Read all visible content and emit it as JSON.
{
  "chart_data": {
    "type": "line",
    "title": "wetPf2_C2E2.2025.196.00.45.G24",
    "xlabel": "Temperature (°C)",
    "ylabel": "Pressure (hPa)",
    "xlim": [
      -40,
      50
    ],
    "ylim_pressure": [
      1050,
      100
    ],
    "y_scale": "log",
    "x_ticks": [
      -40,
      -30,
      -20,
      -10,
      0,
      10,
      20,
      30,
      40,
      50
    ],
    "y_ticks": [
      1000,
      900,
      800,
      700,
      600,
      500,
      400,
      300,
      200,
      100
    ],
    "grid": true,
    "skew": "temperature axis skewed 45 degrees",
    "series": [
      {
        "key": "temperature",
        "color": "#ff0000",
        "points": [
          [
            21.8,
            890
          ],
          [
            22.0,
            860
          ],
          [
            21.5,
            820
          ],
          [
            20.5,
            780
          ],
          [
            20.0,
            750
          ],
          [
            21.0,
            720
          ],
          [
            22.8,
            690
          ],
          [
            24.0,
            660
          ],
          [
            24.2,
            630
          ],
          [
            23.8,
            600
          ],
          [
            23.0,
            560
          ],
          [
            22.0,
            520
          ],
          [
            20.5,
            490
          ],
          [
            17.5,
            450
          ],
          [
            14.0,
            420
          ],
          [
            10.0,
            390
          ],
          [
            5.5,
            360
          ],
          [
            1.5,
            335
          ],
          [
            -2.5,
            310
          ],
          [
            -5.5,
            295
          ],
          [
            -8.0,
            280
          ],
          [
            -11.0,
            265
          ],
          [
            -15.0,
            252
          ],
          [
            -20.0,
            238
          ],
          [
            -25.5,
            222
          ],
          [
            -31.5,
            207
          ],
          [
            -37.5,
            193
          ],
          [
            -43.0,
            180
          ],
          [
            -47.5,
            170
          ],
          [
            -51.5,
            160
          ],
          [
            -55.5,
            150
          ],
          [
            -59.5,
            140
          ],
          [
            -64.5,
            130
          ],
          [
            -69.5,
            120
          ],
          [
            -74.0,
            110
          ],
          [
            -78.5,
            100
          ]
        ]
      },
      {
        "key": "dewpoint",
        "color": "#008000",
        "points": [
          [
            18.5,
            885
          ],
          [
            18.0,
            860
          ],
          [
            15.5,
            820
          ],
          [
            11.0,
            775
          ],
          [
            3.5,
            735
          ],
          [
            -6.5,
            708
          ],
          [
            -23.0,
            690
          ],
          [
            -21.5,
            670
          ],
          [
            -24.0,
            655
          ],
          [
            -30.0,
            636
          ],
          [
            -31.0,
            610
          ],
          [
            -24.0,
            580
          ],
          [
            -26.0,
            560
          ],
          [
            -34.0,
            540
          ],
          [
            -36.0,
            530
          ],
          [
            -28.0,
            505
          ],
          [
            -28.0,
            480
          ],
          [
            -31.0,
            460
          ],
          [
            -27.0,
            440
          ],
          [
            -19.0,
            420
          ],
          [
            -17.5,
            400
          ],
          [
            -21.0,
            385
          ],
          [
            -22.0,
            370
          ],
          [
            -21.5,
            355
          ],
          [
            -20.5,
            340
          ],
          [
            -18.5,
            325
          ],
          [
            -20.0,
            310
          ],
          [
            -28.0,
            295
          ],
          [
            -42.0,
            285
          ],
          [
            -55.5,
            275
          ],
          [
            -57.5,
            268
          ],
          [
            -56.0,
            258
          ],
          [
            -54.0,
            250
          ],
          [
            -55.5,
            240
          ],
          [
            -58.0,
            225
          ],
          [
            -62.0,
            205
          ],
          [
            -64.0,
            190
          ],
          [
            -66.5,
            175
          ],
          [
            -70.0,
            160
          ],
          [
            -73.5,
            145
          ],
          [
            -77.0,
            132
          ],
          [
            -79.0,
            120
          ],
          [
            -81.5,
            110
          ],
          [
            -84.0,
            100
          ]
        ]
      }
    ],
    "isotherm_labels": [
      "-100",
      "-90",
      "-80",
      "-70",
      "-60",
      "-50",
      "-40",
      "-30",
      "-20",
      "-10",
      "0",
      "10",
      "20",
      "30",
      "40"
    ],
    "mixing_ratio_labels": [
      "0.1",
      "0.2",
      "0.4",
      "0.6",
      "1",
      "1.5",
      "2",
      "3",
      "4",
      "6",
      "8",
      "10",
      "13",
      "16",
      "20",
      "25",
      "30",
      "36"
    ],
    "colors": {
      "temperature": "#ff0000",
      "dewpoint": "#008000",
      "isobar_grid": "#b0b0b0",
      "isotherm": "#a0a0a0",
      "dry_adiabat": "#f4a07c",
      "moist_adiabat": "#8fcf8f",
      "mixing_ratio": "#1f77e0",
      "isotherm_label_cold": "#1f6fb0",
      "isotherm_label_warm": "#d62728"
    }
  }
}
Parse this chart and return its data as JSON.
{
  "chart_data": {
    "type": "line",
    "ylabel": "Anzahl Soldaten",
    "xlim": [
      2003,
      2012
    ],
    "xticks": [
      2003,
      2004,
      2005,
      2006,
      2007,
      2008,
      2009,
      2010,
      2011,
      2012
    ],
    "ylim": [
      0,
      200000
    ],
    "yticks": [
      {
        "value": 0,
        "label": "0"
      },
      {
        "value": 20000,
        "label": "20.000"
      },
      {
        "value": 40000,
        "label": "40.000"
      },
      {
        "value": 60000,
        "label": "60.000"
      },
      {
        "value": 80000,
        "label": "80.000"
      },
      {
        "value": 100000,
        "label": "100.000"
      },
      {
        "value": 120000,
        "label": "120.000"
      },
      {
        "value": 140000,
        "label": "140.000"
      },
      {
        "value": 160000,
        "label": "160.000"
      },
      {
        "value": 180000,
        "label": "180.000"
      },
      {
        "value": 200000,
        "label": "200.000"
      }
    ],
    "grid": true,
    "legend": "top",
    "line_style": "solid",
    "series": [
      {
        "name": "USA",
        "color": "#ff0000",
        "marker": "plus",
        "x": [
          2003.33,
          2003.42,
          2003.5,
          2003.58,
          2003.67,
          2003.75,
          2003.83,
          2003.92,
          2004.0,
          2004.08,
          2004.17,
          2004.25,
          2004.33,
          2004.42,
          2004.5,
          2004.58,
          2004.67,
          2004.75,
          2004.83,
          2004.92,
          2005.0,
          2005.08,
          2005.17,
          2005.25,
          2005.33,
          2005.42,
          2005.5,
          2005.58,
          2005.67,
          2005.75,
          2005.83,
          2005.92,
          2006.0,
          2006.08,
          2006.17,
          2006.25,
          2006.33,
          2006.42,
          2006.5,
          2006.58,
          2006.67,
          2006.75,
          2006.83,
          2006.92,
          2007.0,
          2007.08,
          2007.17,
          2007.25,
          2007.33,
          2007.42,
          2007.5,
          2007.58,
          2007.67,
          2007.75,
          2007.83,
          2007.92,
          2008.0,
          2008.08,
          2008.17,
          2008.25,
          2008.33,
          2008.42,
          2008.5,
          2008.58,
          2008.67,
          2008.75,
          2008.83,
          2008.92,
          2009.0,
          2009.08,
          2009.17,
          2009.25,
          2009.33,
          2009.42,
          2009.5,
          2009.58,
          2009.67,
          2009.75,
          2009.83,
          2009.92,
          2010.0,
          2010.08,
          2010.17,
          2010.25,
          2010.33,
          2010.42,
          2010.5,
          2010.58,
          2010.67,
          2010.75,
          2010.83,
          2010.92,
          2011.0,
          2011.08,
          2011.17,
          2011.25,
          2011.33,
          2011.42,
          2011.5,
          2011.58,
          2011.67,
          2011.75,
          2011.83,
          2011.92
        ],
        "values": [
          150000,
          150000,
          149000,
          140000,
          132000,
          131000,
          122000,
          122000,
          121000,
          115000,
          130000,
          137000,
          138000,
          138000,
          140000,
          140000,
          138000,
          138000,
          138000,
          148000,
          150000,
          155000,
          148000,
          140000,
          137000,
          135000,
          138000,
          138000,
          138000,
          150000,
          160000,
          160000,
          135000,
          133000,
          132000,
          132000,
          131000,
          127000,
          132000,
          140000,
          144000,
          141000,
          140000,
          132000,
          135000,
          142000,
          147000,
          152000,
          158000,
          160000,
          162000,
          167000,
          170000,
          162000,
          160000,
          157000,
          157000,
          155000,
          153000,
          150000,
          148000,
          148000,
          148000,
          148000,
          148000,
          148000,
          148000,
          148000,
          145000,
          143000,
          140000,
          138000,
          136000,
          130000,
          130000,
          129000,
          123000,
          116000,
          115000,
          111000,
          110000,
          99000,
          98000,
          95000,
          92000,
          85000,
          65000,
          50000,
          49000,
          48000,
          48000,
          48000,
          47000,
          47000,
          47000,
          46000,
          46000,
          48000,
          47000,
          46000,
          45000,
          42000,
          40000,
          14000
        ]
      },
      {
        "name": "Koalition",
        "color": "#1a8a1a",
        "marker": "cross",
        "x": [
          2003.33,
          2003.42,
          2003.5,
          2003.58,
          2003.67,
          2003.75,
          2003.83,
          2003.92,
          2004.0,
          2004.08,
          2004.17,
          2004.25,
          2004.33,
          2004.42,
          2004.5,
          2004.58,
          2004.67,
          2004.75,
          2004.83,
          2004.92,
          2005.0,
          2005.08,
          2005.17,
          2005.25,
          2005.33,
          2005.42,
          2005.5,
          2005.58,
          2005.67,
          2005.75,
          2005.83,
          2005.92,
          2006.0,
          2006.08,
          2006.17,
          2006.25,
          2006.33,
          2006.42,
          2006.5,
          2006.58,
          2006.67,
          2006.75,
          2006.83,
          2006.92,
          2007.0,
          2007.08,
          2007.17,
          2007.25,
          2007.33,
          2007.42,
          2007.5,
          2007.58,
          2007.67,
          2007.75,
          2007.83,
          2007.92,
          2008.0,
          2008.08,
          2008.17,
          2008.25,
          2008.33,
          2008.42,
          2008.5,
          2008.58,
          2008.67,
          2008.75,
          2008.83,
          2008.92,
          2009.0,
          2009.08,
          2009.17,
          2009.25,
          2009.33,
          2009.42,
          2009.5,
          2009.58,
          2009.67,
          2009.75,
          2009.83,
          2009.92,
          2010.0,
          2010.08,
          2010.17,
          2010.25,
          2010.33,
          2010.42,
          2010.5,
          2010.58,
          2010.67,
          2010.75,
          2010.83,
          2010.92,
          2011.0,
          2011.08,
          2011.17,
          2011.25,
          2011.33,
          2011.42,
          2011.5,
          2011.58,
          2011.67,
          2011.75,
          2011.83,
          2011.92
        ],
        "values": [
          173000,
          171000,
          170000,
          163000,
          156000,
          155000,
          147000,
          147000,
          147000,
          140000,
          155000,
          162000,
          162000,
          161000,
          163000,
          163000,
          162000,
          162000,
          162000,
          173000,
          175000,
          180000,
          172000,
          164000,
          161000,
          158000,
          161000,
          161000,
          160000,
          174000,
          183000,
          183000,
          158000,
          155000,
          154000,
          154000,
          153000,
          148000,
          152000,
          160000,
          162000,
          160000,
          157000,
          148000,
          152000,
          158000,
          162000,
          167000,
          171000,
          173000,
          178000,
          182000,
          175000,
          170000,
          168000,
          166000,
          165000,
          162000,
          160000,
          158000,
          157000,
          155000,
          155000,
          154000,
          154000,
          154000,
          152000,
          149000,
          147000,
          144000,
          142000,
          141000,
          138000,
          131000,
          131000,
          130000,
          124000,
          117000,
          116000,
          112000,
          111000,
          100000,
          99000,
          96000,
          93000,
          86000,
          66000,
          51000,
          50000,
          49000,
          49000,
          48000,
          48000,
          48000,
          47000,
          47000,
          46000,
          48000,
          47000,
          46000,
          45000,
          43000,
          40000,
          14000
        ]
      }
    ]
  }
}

══════════════════════════════

▶ **Work instructions**:
The word "ylabel" may occur in lines of the records. Report how many such lines there are, giving only the number.

▶ **Solution for this problem**:
2